__DATA PROVIDED__:
+++

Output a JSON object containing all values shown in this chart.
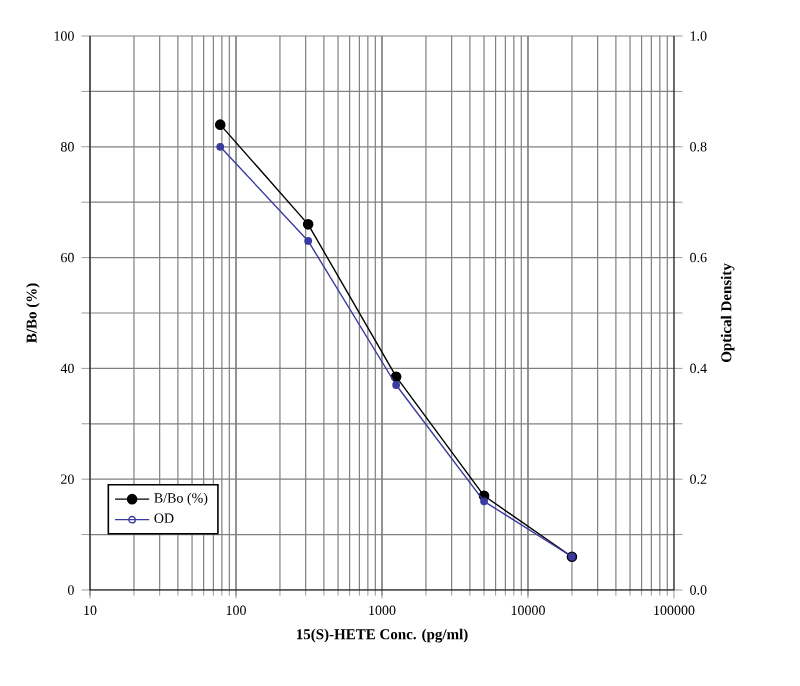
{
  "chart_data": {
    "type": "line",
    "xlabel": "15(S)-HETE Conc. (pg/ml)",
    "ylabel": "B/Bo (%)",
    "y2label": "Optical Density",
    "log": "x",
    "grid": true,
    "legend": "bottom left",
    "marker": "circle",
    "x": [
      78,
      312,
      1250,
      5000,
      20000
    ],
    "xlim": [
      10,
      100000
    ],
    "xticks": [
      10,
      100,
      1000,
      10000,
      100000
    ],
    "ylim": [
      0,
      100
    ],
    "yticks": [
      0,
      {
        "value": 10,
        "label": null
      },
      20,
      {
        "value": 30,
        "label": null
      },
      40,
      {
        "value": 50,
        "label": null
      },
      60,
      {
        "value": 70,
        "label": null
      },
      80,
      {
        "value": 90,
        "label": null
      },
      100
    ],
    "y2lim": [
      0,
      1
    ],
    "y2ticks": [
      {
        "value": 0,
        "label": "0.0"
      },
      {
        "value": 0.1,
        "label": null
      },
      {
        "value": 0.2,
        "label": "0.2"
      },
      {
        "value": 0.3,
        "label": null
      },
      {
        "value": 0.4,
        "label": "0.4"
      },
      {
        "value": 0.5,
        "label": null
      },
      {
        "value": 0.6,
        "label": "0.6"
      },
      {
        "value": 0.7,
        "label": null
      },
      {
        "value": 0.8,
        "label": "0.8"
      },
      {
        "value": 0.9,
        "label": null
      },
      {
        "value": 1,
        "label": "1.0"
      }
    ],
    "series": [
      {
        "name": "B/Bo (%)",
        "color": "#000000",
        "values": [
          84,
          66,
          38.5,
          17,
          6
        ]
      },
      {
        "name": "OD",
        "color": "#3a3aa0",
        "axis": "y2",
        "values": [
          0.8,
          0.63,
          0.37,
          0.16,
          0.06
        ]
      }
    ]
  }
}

+++

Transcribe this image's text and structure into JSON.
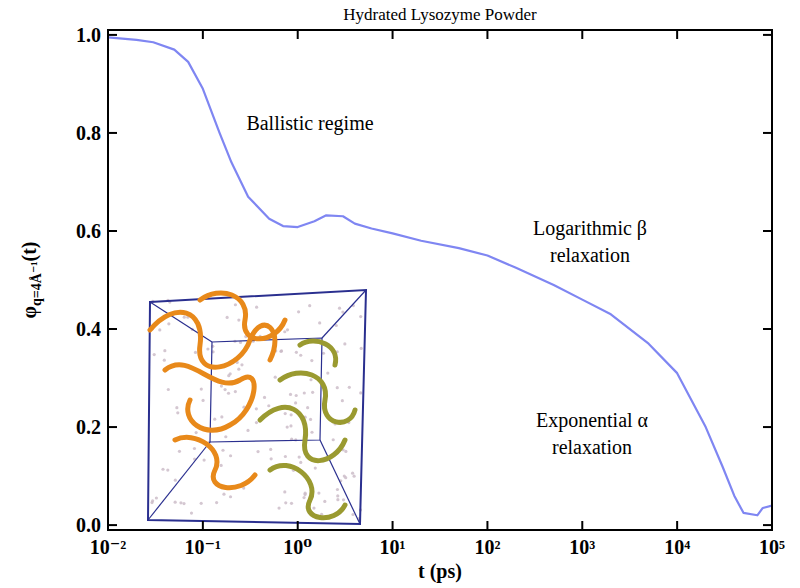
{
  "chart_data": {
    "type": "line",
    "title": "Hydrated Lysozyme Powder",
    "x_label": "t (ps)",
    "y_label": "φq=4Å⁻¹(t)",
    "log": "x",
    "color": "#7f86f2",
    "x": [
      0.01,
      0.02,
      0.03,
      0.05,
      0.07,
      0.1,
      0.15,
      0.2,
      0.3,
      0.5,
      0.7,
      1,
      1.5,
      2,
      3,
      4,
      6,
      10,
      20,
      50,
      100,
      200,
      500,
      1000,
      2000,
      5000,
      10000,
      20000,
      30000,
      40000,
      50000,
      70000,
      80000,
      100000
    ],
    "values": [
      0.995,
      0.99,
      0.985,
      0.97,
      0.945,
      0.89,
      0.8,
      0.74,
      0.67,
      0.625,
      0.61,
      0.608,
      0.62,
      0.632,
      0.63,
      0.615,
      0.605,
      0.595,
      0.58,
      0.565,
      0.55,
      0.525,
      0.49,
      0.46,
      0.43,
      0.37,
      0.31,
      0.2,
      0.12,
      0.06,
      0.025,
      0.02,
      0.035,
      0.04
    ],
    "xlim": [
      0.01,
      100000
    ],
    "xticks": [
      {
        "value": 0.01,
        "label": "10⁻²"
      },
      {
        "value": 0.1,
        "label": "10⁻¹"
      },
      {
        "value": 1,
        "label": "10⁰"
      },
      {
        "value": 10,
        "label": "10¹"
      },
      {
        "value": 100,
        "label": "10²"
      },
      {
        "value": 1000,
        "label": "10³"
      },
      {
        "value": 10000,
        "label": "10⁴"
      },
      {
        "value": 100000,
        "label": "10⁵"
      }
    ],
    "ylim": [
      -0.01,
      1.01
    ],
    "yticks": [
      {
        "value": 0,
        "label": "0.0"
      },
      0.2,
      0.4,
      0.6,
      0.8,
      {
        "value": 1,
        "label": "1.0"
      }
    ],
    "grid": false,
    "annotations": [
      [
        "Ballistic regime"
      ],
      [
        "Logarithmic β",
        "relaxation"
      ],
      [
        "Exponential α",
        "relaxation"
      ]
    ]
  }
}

+++

__GOAL__: Copy out each line in the preceding records that contains "this".

__WRITTEN RESPONSE__:
Output a JSON object containing all values shown in this chart.
Transcribe this image's text and structure into JSON.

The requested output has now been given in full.